*PROBLEM DETAILS*
Transcribe all of the records word for word, but omit the pictures.

Records from a data source:
============================================================

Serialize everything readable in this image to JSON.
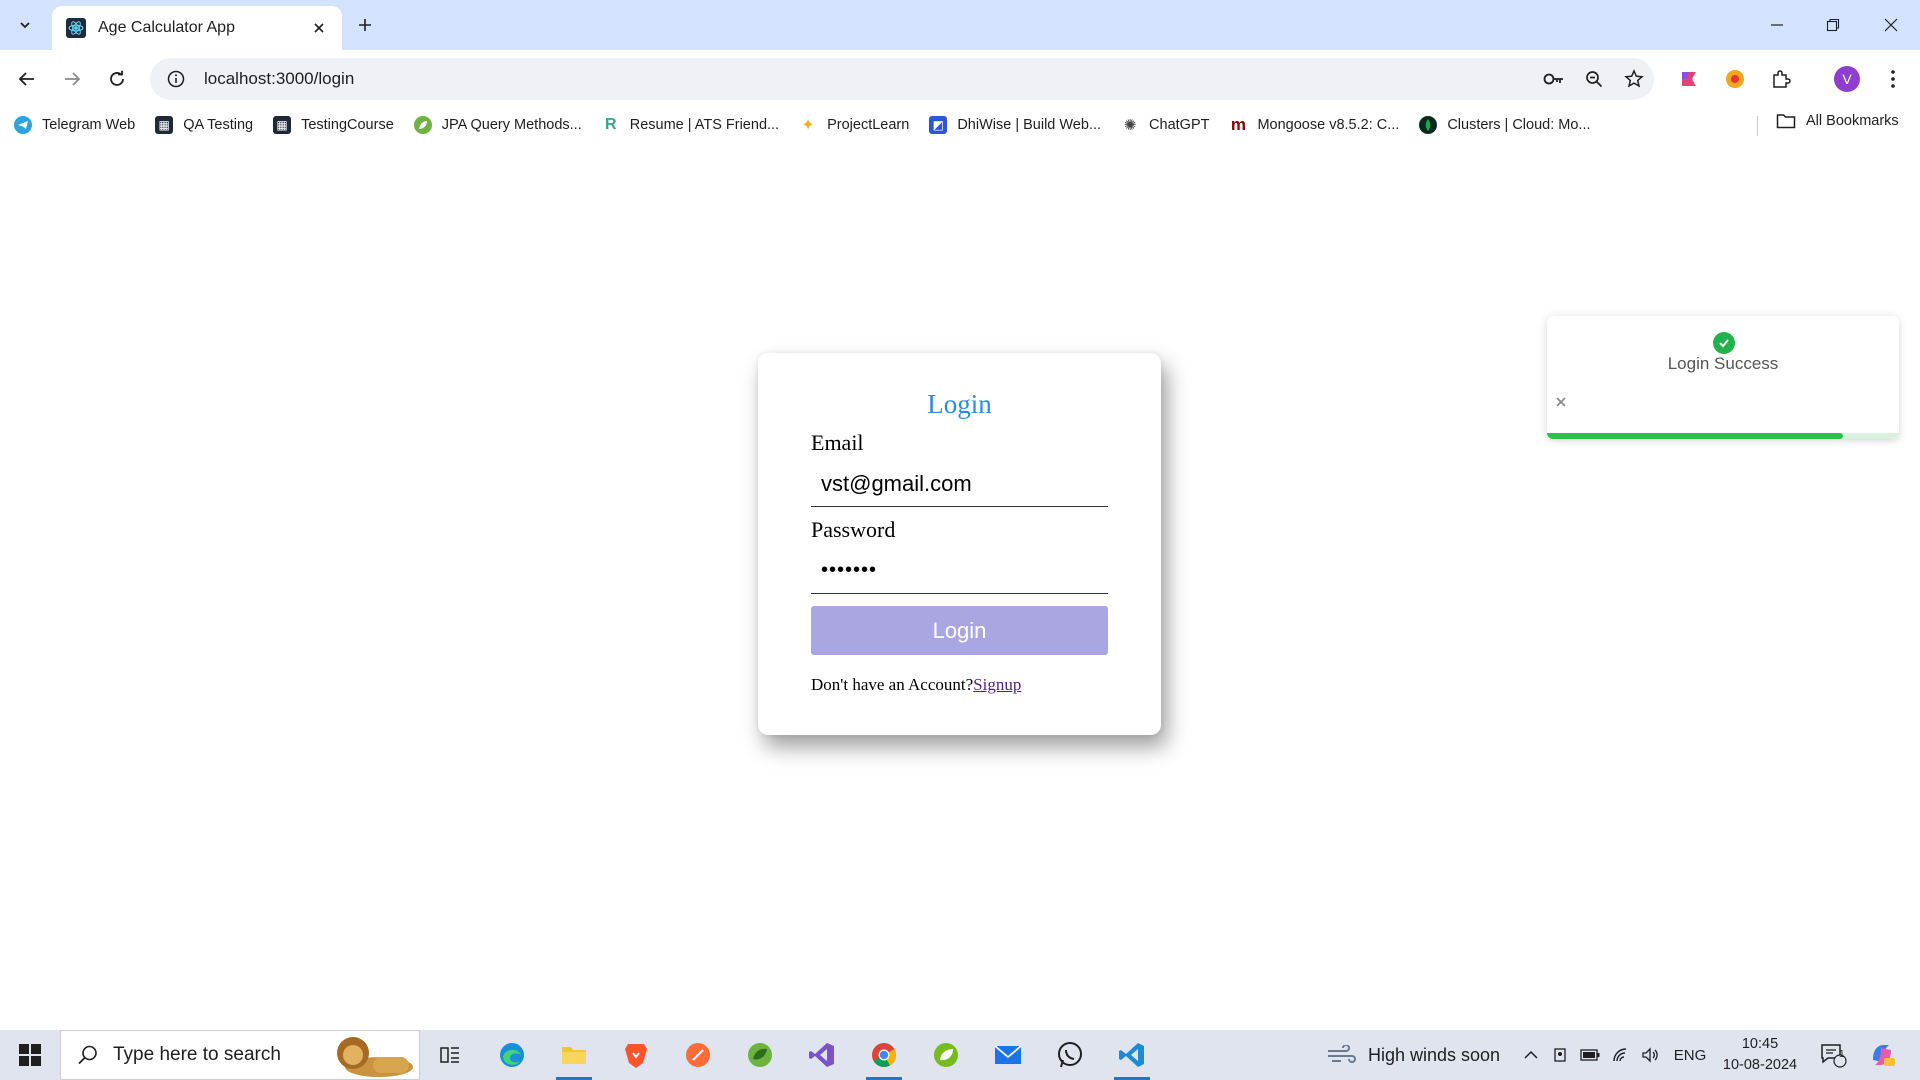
{
  "browser": {
    "tab_title": "Age Calculator App",
    "url": "localhost:3000/login",
    "profile_initial": "V"
  },
  "bookmarks": {
    "items": [
      {
        "label": "Telegram Web",
        "icon": "telegram-icon",
        "color": "#2aa3e0"
      },
      {
        "label": "QA Testing",
        "icon": "qa-testing-icon",
        "color": "#1e2a38"
      },
      {
        "label": "TestingCourse",
        "icon": "testing-course-icon",
        "color": "#1e2a38"
      },
      {
        "label": "JPA Query Methods...",
        "icon": "spring-icon",
        "color": "#6db33f"
      },
      {
        "label": "Resume | ATS Friend...",
        "icon": "resume-icon",
        "color": "#3aa58a"
      },
      {
        "label": "ProjectLearn",
        "icon": "projectlearn-icon",
        "color": "#f2b01e"
      },
      {
        "label": "DhiWise | Build Web...",
        "icon": "dhiwise-icon",
        "color": "#2b56d6"
      },
      {
        "label": "ChatGPT",
        "icon": "chatgpt-icon",
        "color": "#444444"
      },
      {
        "label": "Mongoose v8.5.2: C...",
        "icon": "mongoose-icon",
        "color": "#880000"
      },
      {
        "label": "Clusters | Cloud: Mo...",
        "icon": "mongodb-icon",
        "color": "#13aa52"
      }
    ],
    "all_bookmarks": "All Bookmarks"
  },
  "login": {
    "title": "Login",
    "email_label": "Email",
    "email_value": "vst@gmail.com",
    "password_label": "Password",
    "password_value": "•••••••",
    "button_label": "Login",
    "signup_prompt": "Don't have an Account?",
    "signup_link": "Signup"
  },
  "toast": {
    "message": "Login Success",
    "progress": 0.84,
    "status_color": "#21b24b"
  },
  "taskbar": {
    "search_placeholder": "Type here to search",
    "weather": "High winds soon",
    "language": "ENG",
    "time": "10:45",
    "date": "10-08-2024",
    "notification_count": "1"
  },
  "colors": {
    "accent": "#2b8ae6",
    "button": "#aaa6e2",
    "tabstrip": "#d3e3fd"
  }
}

============================================================

*SOLUTION TO THE EXERCISE*
Serialize everything readable in this image to JSON.
{
  "browser": {
    "tab_title": "Age Calculator App",
    "url": "localhost:3000/login",
    "profile_initial": "V"
  },
  "bookmarks": {
    "items": [
      {
        "label": "Telegram Web",
        "icon": "telegram-icon",
        "color": "#2aa3e0"
      },
      {
        "label": "QA Testing",
        "icon": "qa-testing-icon",
        "color": "#1e2a38"
      },
      {
        "label": "TestingCourse",
        "icon": "testing-course-icon",
        "color": "#1e2a38"
      },
      {
        "label": "JPA Query Methods...",
        "icon": "spring-icon",
        "color": "#6db33f"
      },
      {
        "label": "Resume | ATS Friend...",
        "icon": "resume-icon",
        "color": "#3aa58a"
      },
      {
        "label": "ProjectLearn",
        "icon": "projectlearn-icon",
        "color": "#f2b01e"
      },
      {
        "label": "DhiWise | Build Web...",
        "icon": "dhiwise-icon",
        "color": "#2b56d6"
      },
      {
        "label": "ChatGPT",
        "icon": "chatgpt-icon",
        "color": "#444444"
      },
      {
        "label": "Mongoose v8.5.2: C...",
        "icon": "mongoose-icon",
        "color": "#880000"
      },
      {
        "label": "Clusters | Cloud: Mo...",
        "icon": "mongodb-icon",
        "color": "#13aa52"
      }
    ],
    "all_bookmarks": "All Bookmarks"
  },
  "login": {
    "title": "Login",
    "email_label": "Email",
    "email_value": "vst@gmail.com",
    "password_label": "Password",
    "password_value": "•••••••",
    "button_label": "Login",
    "signup_prompt": "Don't have an Account?",
    "signup_link": "Signup"
  },
  "toast": {
    "message": "Login Success",
    "progress": 0.84,
    "status_color": "#21b24b"
  },
  "taskbar": {
    "search_placeholder": "Type here to search",
    "weather": "High winds soon",
    "language": "ENG",
    "time": "10:45",
    "date": "10-08-2024",
    "notification_count": "1"
  },
  "colors": {
    "accent": "#2b8ae6",
    "button": "#aaa6e2",
    "tabstrip": "#d3e3fd"
  }
}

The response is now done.